What you have to do » Can you reproduce the data beneath, keeping every line exact?

Data provided »
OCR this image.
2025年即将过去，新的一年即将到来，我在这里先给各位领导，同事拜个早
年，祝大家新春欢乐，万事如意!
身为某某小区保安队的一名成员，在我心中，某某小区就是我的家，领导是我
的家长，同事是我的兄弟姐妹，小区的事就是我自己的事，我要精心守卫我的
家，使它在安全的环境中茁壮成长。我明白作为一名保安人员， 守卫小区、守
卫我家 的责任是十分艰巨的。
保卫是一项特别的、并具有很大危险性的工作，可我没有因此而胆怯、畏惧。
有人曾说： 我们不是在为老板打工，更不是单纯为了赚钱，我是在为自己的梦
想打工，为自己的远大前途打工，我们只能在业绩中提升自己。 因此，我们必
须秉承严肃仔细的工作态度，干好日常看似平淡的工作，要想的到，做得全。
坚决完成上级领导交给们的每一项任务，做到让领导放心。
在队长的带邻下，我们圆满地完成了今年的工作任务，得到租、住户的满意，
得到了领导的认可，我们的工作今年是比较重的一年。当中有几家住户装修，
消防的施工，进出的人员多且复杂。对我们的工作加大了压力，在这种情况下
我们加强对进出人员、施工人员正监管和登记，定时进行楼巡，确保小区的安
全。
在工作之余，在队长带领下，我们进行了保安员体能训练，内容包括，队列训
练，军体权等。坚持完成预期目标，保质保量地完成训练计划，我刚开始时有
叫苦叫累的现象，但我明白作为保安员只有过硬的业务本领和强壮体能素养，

Output for this exercise »
OCR this image.
2025年即将过去，新的一年即将到来，我在这里先给各位领导，同事拜个早
年，祝大家新春欢乐，万事如意!
身为某某小区保安队的一名成员，在我心中，某某小区就是我的家，领导是我
的家长，同事是我的兄弟姐妹，小区的事就是我自己的事，我要精心守卫我的
家，使它在安全的环境中茁壮成长。我明白作为一名保安人员， 守卫小区、守
卫我家 的责任是十分艰巨的。
保卫是一项特别的、并具有很大危险性的工作，可我没有因此而胆怯、畏惧。
有人曾说： 我们不是在为老板打工，更不是单纯为了赚钱，我是在为自己的梦
想打工，为自己的远大前途打工，我们只能在业绩中提升自己。 因此，我们必
须秉承严肃仔细的工作态度，干好日常看似平淡的工作，要想的到，做得全。
坚决完成上级领导交给们的每一项任务，做到让领导放心。
在队长的带邻下，我们圆满地完成了今年的工作任务，得到租、住户的满意，
得到了领导的认可，我们的工作今年是比较重的一年。当中有几家住户装修，
消防的施工，进出的人员多且复杂。对我们的工作加大了压力，在这种情况下
我们加强对进出人员、施工人员正监管和登记，定时进行楼巡，确保小区的安
全。
在工作之余，在队长带领下，我们进行了保安员体能训练，内容包括，队列训
练，军体权等。坚持完成预期目标，保质保量地完成训练计划，我刚开始时有
叫苦叫累的现象，但我明白作为保安员只有过硬的业务本领和强壮体能素养，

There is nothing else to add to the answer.